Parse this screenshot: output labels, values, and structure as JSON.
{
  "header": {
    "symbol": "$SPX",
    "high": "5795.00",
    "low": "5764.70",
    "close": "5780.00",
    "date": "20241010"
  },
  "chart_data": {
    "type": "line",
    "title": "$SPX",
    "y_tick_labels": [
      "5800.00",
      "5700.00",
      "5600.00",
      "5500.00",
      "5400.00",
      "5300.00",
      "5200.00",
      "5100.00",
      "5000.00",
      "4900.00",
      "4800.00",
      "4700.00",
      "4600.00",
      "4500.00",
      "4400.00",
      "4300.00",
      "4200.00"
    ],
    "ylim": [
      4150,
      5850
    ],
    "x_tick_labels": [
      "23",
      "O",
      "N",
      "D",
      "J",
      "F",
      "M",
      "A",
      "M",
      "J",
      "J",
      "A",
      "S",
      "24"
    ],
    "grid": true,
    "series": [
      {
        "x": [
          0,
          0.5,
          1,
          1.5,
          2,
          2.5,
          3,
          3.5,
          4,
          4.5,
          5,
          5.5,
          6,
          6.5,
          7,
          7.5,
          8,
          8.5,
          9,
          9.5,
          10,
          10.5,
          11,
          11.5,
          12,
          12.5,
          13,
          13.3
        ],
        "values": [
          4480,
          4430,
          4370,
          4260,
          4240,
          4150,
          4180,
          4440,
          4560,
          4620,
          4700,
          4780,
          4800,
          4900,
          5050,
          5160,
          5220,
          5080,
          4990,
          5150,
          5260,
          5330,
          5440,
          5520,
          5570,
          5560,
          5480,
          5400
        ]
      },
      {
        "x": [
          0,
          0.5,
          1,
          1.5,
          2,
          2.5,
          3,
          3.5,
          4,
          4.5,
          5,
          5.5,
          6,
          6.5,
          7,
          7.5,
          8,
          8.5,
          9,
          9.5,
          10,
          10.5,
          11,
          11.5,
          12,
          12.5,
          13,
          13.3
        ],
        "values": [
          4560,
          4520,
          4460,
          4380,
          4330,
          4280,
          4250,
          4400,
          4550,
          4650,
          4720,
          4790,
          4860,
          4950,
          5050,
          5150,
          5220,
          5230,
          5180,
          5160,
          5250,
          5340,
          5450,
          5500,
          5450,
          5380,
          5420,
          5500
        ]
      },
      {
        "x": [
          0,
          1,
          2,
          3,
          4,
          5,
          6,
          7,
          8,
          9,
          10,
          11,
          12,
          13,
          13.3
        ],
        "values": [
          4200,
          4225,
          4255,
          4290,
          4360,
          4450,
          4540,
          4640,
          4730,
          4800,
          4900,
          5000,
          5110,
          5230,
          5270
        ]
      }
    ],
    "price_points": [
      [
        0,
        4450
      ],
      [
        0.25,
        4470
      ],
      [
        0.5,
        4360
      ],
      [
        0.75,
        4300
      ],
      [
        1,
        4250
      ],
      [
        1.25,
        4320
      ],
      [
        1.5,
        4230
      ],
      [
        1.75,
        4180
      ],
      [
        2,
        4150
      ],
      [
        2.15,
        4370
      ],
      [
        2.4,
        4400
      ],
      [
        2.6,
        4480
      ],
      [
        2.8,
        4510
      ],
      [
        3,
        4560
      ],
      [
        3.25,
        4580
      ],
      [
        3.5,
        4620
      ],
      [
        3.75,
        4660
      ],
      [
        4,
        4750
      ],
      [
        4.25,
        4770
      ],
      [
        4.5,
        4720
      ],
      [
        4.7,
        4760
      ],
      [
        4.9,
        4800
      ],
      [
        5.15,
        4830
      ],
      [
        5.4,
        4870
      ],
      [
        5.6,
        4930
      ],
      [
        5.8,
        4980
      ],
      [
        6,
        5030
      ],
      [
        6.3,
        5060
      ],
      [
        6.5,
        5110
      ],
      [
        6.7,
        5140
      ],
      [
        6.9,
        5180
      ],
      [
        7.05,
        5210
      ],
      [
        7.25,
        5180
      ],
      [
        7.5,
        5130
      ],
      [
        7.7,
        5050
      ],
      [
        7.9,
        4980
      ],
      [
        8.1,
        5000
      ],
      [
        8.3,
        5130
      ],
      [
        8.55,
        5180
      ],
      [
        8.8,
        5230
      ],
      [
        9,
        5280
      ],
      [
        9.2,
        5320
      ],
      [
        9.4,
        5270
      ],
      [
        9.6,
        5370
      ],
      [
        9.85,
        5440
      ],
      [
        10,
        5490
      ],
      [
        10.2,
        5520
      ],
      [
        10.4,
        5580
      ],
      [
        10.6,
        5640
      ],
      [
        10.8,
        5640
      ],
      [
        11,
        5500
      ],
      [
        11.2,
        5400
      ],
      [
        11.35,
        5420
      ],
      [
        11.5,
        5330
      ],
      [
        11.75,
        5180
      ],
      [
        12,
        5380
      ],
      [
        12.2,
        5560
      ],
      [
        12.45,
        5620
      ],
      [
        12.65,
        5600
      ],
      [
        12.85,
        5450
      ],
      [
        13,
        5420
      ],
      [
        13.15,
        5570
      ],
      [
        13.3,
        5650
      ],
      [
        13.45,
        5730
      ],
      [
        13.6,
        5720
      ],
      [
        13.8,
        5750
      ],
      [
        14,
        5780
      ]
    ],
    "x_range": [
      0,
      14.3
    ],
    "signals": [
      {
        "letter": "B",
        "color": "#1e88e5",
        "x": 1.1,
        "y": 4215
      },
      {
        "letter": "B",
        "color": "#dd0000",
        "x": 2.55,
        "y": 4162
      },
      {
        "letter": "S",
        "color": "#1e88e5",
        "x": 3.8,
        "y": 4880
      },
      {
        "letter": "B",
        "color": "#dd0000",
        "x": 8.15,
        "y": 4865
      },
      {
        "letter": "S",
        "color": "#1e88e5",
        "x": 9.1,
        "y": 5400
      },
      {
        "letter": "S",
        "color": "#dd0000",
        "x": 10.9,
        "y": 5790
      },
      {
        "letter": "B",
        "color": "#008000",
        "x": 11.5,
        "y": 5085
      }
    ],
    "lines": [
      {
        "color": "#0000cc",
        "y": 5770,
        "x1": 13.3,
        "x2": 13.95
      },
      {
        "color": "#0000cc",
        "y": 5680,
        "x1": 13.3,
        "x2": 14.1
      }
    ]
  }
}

- - - - -

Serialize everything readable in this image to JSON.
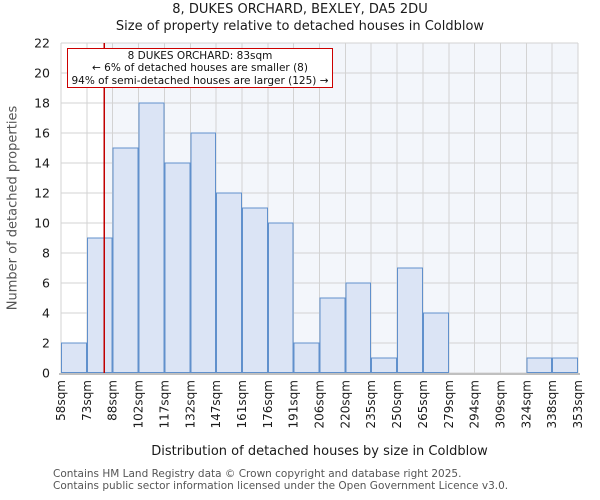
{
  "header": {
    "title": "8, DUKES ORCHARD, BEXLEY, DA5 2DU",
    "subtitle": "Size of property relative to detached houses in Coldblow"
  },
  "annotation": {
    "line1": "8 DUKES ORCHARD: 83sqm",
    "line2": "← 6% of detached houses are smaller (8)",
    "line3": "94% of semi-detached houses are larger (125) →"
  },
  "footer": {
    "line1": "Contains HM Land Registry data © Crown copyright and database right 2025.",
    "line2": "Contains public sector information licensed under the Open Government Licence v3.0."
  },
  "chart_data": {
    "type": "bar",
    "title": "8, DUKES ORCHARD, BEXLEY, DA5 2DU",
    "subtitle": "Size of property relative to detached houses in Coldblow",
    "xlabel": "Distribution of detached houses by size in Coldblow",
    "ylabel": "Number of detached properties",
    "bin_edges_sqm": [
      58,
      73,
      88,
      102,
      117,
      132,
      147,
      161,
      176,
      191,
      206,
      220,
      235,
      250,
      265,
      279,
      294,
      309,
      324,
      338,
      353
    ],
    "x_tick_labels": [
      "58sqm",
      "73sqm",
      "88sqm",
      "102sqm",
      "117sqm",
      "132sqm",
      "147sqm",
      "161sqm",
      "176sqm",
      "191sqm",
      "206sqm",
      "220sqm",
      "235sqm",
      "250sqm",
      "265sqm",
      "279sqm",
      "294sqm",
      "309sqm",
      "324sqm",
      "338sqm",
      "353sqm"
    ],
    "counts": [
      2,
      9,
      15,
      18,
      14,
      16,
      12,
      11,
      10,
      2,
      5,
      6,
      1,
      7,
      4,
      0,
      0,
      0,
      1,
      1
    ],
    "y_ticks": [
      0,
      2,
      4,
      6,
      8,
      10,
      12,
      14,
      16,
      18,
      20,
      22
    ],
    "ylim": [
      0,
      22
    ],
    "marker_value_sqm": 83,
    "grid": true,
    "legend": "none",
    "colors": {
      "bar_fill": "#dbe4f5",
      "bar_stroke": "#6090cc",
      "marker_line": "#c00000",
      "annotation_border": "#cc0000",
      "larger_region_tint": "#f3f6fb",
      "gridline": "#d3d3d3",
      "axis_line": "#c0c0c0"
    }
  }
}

- - - - -

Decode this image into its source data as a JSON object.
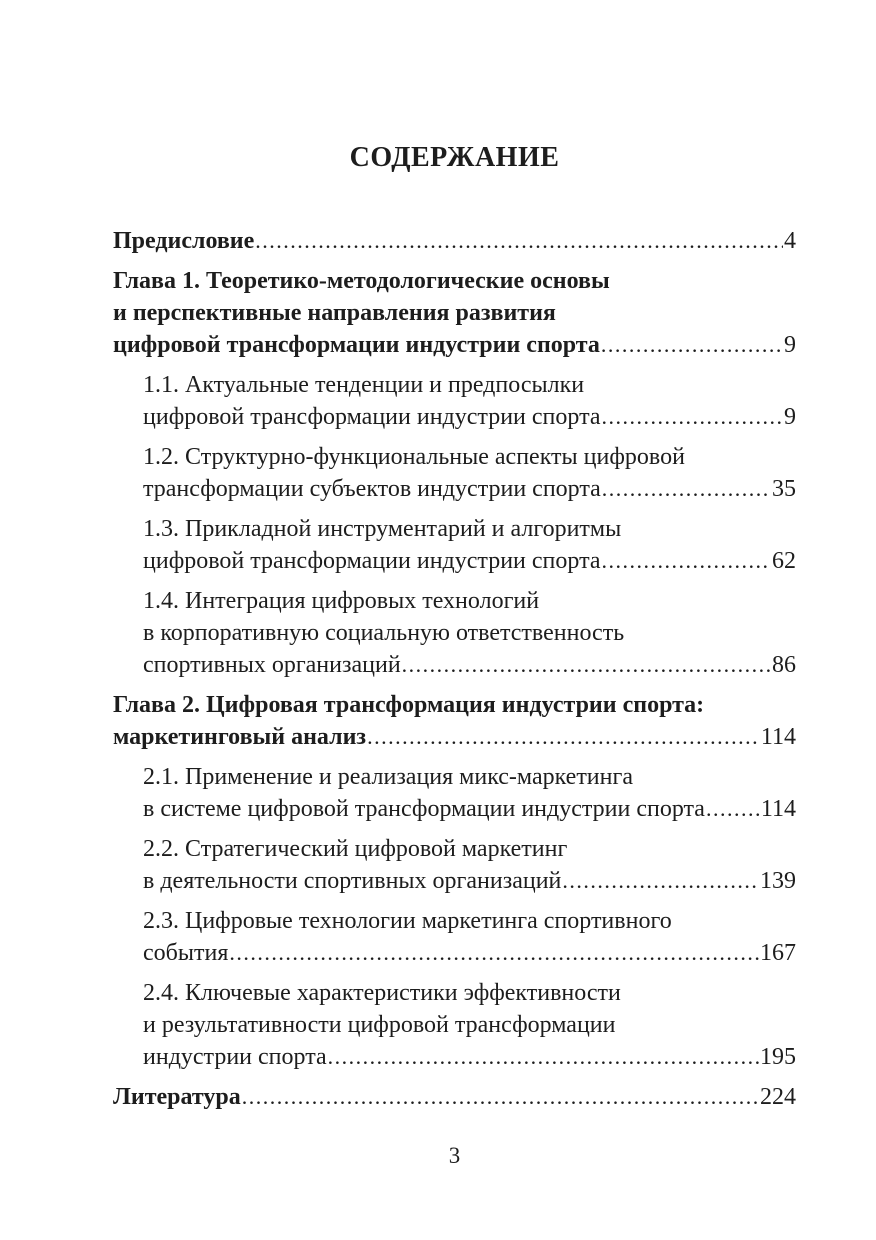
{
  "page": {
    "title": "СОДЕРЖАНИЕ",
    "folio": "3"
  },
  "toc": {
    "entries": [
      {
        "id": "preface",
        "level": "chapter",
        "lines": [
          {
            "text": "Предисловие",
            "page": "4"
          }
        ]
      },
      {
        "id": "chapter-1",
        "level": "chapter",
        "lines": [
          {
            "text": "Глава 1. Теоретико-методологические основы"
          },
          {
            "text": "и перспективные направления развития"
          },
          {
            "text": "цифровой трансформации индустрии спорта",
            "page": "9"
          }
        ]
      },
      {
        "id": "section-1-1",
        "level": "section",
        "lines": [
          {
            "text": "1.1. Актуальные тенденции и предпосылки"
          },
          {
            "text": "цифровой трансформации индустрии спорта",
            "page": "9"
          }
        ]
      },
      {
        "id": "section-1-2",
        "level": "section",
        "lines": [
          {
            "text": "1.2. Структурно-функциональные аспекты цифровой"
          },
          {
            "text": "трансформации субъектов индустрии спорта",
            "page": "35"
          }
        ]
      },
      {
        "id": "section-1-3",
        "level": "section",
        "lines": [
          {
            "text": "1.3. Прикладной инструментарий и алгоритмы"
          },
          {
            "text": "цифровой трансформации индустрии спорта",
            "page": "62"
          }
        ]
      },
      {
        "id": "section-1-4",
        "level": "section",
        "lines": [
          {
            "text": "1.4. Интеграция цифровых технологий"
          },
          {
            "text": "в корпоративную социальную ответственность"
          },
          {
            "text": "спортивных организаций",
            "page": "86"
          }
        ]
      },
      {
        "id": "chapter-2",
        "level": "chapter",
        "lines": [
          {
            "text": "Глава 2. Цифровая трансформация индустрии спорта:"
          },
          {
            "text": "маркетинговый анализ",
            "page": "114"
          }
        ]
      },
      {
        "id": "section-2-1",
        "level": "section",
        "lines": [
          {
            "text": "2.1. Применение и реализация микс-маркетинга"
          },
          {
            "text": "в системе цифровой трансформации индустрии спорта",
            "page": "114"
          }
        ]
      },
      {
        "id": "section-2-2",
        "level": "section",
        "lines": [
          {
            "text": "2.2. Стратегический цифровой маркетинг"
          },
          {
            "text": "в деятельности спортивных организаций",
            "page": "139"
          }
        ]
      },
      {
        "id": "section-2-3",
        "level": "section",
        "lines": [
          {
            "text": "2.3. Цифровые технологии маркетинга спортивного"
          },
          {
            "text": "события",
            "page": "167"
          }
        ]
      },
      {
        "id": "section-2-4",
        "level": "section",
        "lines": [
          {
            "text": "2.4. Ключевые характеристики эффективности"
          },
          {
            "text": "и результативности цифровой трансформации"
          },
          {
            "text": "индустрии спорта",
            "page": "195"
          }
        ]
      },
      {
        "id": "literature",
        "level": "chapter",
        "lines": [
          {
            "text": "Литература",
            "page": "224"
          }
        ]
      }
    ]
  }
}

- - - - -

SET TASK: In the material above, find the lines that contain "this" and show them.

THE COMPLETED TASK:
Parse this screenshot: output labels, values, and structure as JSON.
Serialize everything readable in this image to JSON.
Decode this image into its source data as a JSON object.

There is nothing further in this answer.